> [Your objective]
An exact copy of all the data is required, with pictures left out.

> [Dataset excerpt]
· · · ·

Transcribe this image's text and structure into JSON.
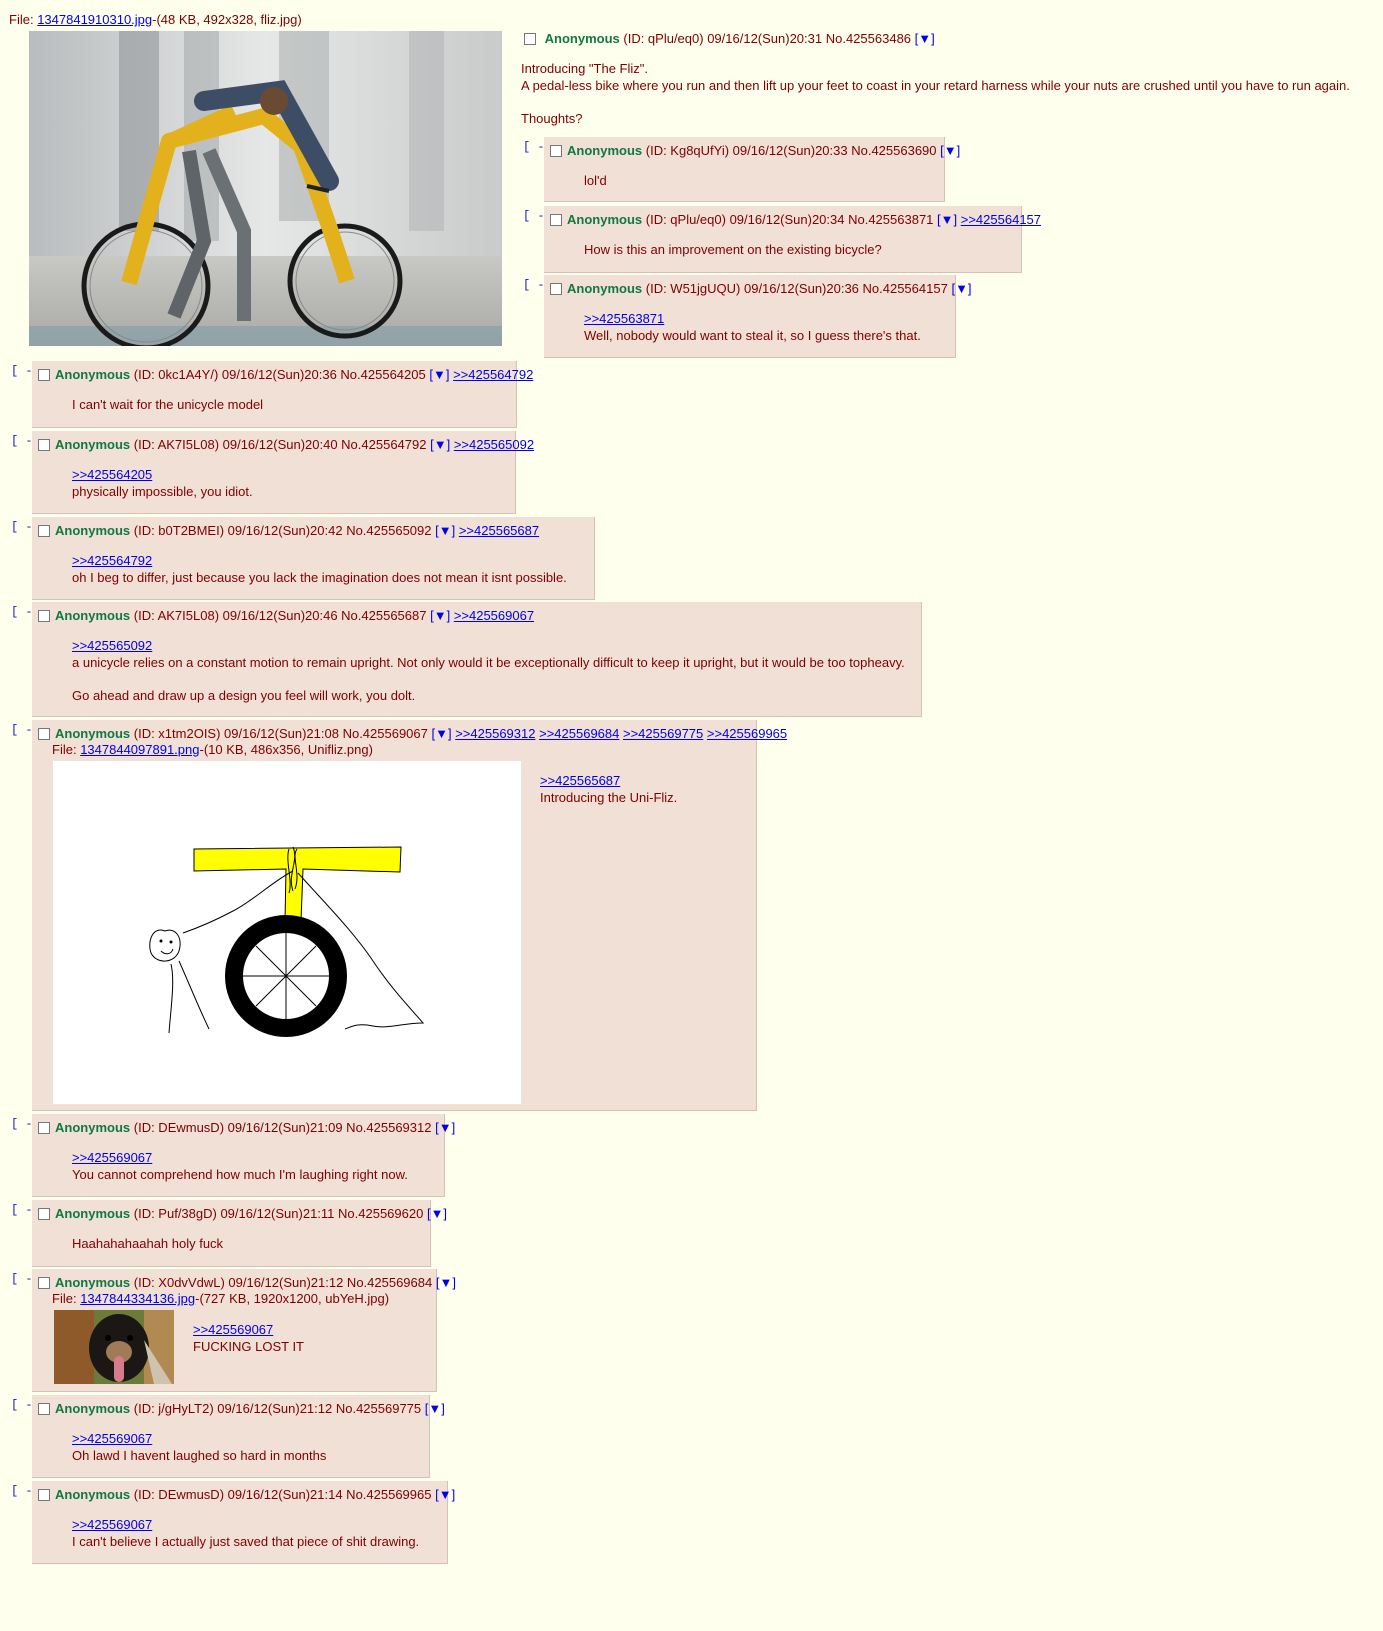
{
  "op": {
    "file_label": "File:",
    "file_link": "1347841910310.jpg",
    "file_meta": "-(48 KB, 492x328, fliz.jpg)",
    "name": "Anonymous",
    "info": "(ID: qPlu/eq0) 09/16/12(Sun)20:31 No.425563486",
    "arrow": "[▼]",
    "lines": [
      "Introducing \"The Fliz\".",
      "A pedal-less bike where you run and then lift up your feet to coast in your retard harness while your nuts are crushed until you have to run again.",
      "",
      "Thoughts?"
    ]
  },
  "collapse_label": "[ - ]",
  "replies": [
    {
      "name": "Anonymous",
      "info": "(ID: Kg8qUfYi) 09/16/12(Sun)20:33 No.425563690",
      "arrow": "[▼]",
      "backlinks": [],
      "quotes": [],
      "lines": [
        "lol'd"
      ]
    },
    {
      "name": "Anonymous",
      "info": "(ID: qPlu/eq0) 09/16/12(Sun)20:34 No.425563871",
      "arrow": "[▼]",
      "backlinks": [
        ">>425564157"
      ],
      "quotes": [],
      "lines": [
        "How is this an improvement on the existing bicycle?"
      ]
    },
    {
      "name": "Anonymous",
      "info": "(ID: W51jgUQU) 09/16/12(Sun)20:36 No.425564157",
      "arrow": "[▼]",
      "backlinks": [],
      "quotes": [
        ">>425563871"
      ],
      "lines": [
        "Well, nobody would want to steal it, so I guess there's that."
      ]
    },
    {
      "name": "Anonymous",
      "info": "(ID: 0kc1A4Y/) 09/16/12(Sun)20:36 No.425564205",
      "arrow": "[▼]",
      "backlinks": [
        ">>425564792"
      ],
      "quotes": [],
      "lines": [
        "I can't wait for the unicycle model"
      ]
    },
    {
      "name": "Anonymous",
      "info": "(ID: AK7I5L08) 09/16/12(Sun)20:40 No.425564792",
      "arrow": "[▼]",
      "backlinks": [
        ">>425565092"
      ],
      "quotes": [
        ">>425564205"
      ],
      "lines": [
        "physically impossible, you idiot."
      ]
    },
    {
      "name": "Anonymous",
      "info": "(ID: b0T2BMEI) 09/16/12(Sun)20:42 No.425565092",
      "arrow": "[▼]",
      "backlinks": [
        ">>425565687"
      ],
      "quotes": [
        ">>425564792"
      ],
      "lines": [
        "oh I beg to differ, just because you lack the imagination does not mean it isnt possible."
      ]
    },
    {
      "name": "Anonymous",
      "info": "(ID: AK7I5L08) 09/16/12(Sun)20:46 No.425565687",
      "arrow": "[▼]",
      "backlinks": [
        ">>425569067"
      ],
      "quotes": [
        ">>425565092"
      ],
      "lines": [
        "a unicycle relies on a constant motion to remain upright. Not only would it be exceptionally difficult to keep it upright, but it would be too topheavy.",
        "",
        "Go ahead and draw up a design you feel will work, you dolt."
      ]
    },
    {
      "name": "Anonymous",
      "info": "(ID: x1tm2OIS) 09/16/12(Sun)21:08 No.425569067",
      "arrow": "[▼]",
      "backlinks": [
        ">>425569312",
        ">>425569684",
        ">>425569775",
        ">>425569965"
      ],
      "file_label": "File:",
      "file_link": "1347844097891.png",
      "file_meta": "-(10 KB, 486x356, Unifliz.png)",
      "quotes": [
        ">>425565687"
      ],
      "lines": [
        "Introducing the Uni-Fliz."
      ]
    },
    {
      "name": "Anonymous",
      "info": "(ID: DEwmusD) 09/16/12(Sun)21:09 No.425569312",
      "arrow": "[▼]",
      "backlinks": [],
      "quotes": [
        ">>425569067"
      ],
      "lines": [
        "You cannot comprehend how much I'm laughing right now."
      ]
    },
    {
      "name": "Anonymous",
      "info": "(ID: Puf/38gD) 09/16/12(Sun)21:11 No.425569620",
      "arrow": "[▼]",
      "backlinks": [],
      "quotes": [],
      "lines": [
        "Haahahahaahah holy fuck"
      ]
    },
    {
      "name": "Anonymous",
      "info": "(ID: X0dvVdwL) 09/16/12(Sun)21:12 No.425569684",
      "arrow": "[▼]",
      "backlinks": [],
      "file_label": "File:",
      "file_link": "1347844334136.jpg",
      "file_meta": "-(727 KB, 1920x1200, ubYeH.jpg)",
      "quotes": [
        ">>425569067"
      ],
      "lines": [
        "FUCKING LOST IT"
      ]
    },
    {
      "name": "Anonymous",
      "info": "(ID: j/gHyLT2) 09/16/12(Sun)21:12 No.425569775",
      "arrow": "[▼]",
      "backlinks": [],
      "quotes": [
        ">>425569067"
      ],
      "lines": [
        "Oh lawd I havent laughed so hard in months"
      ]
    },
    {
      "name": "Anonymous",
      "info": "(ID: DEwmusD) 09/16/12(Sun)21:14 No.425569965",
      "arrow": "[▼]",
      "backlinks": [],
      "quotes": [
        ">>425569067"
      ],
      "lines": [
        "I can't believe I actually just saved that piece of shit drawing."
      ]
    }
  ]
}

· · · ·

> [Task response]
Transcribe this image's text and structure into JSON.
{
  "op": {
    "file_label": "File:",
    "file_link": "1347841910310.jpg",
    "file_meta": "-(48 KB, 492x328, fliz.jpg)",
    "name": "Anonymous",
    "info": "(ID: qPlu/eq0) 09/16/12(Sun)20:31 No.425563486",
    "arrow": "[▼]",
    "lines": [
      "Introducing \"The Fliz\".",
      "A pedal-less bike where you run and then lift up your feet to coast in your retard harness while your nuts are crushed until you have to run again.",
      "",
      "Thoughts?"
    ]
  },
  "collapse_label": "[ - ]",
  "replies": [
    {
      "name": "Anonymous",
      "info": "(ID: Kg8qUfYi) 09/16/12(Sun)20:33 No.425563690",
      "arrow": "[▼]",
      "backlinks": [],
      "quotes": [],
      "lines": [
        "lol'd"
      ]
    },
    {
      "name": "Anonymous",
      "info": "(ID: qPlu/eq0) 09/16/12(Sun)20:34 No.425563871",
      "arrow": "[▼]",
      "backlinks": [
        ">>425564157"
      ],
      "quotes": [],
      "lines": [
        "How is this an improvement on the existing bicycle?"
      ]
    },
    {
      "name": "Anonymous",
      "info": "(ID: W51jgUQU) 09/16/12(Sun)20:36 No.425564157",
      "arrow": "[▼]",
      "backlinks": [],
      "quotes": [
        ">>425563871"
      ],
      "lines": [
        "Well, nobody would want to steal it, so I guess there's that."
      ]
    },
    {
      "name": "Anonymous",
      "info": "(ID: 0kc1A4Y/) 09/16/12(Sun)20:36 No.425564205",
      "arrow": "[▼]",
      "backlinks": [
        ">>425564792"
      ],
      "quotes": [],
      "lines": [
        "I can't wait for the unicycle model"
      ]
    },
    {
      "name": "Anonymous",
      "info": "(ID: AK7I5L08) 09/16/12(Sun)20:40 No.425564792",
      "arrow": "[▼]",
      "backlinks": [
        ">>425565092"
      ],
      "quotes": [
        ">>425564205"
      ],
      "lines": [
        "physically impossible, you idiot."
      ]
    },
    {
      "name": "Anonymous",
      "info": "(ID: b0T2BMEI) 09/16/12(Sun)20:42 No.425565092",
      "arrow": "[▼]",
      "backlinks": [
        ">>425565687"
      ],
      "quotes": [
        ">>425564792"
      ],
      "lines": [
        "oh I beg to differ, just because you lack the imagination does not mean it isnt possible."
      ]
    },
    {
      "name": "Anonymous",
      "info": "(ID: AK7I5L08) 09/16/12(Sun)20:46 No.425565687",
      "arrow": "[▼]",
      "backlinks": [
        ">>425569067"
      ],
      "quotes": [
        ">>425565092"
      ],
      "lines": [
        "a unicycle relies on a constant motion to remain upright. Not only would it be exceptionally difficult to keep it upright, but it would be too topheavy.",
        "",
        "Go ahead and draw up a design you feel will work, you dolt."
      ]
    },
    {
      "name": "Anonymous",
      "info": "(ID: x1tm2OIS) 09/16/12(Sun)21:08 No.425569067",
      "arrow": "[▼]",
      "backlinks": [
        ">>425569312",
        ">>425569684",
        ">>425569775",
        ">>425569965"
      ],
      "file_label": "File:",
      "file_link": "1347844097891.png",
      "file_meta": "-(10 KB, 486x356, Unifliz.png)",
      "quotes": [
        ">>425565687"
      ],
      "lines": [
        "Introducing the Uni-Fliz."
      ]
    },
    {
      "name": "Anonymous",
      "info": "(ID: DEwmusD) 09/16/12(Sun)21:09 No.425569312",
      "arrow": "[▼]",
      "backlinks": [],
      "quotes": [
        ">>425569067"
      ],
      "lines": [
        "You cannot comprehend how much I'm laughing right now."
      ]
    },
    {
      "name": "Anonymous",
      "info": "(ID: Puf/38gD) 09/16/12(Sun)21:11 No.425569620",
      "arrow": "[▼]",
      "backlinks": [],
      "quotes": [],
      "lines": [
        "Haahahahaahah holy fuck"
      ]
    },
    {
      "name": "Anonymous",
      "info": "(ID: X0dvVdwL) 09/16/12(Sun)21:12 No.425569684",
      "arrow": "[▼]",
      "backlinks": [],
      "file_label": "File:",
      "file_link": "1347844334136.jpg",
      "file_meta": "-(727 KB, 1920x1200, ubYeH.jpg)",
      "quotes": [
        ">>425569067"
      ],
      "lines": [
        "FUCKING LOST IT"
      ]
    },
    {
      "name": "Anonymous",
      "info": "(ID: j/gHyLT2) 09/16/12(Sun)21:12 No.425569775",
      "arrow": "[▼]",
      "backlinks": [],
      "quotes": [
        ">>425569067"
      ],
      "lines": [
        "Oh lawd I havent laughed so hard in months"
      ]
    },
    {
      "name": "Anonymous",
      "info": "(ID: DEwmusD) 09/16/12(Sun)21:14 No.425569965",
      "arrow": "[▼]",
      "backlinks": [],
      "quotes": [
        ">>425569067"
      ],
      "lines": [
        "I can't believe I actually just saved that piece of shit drawing."
      ]
    }
  ]
}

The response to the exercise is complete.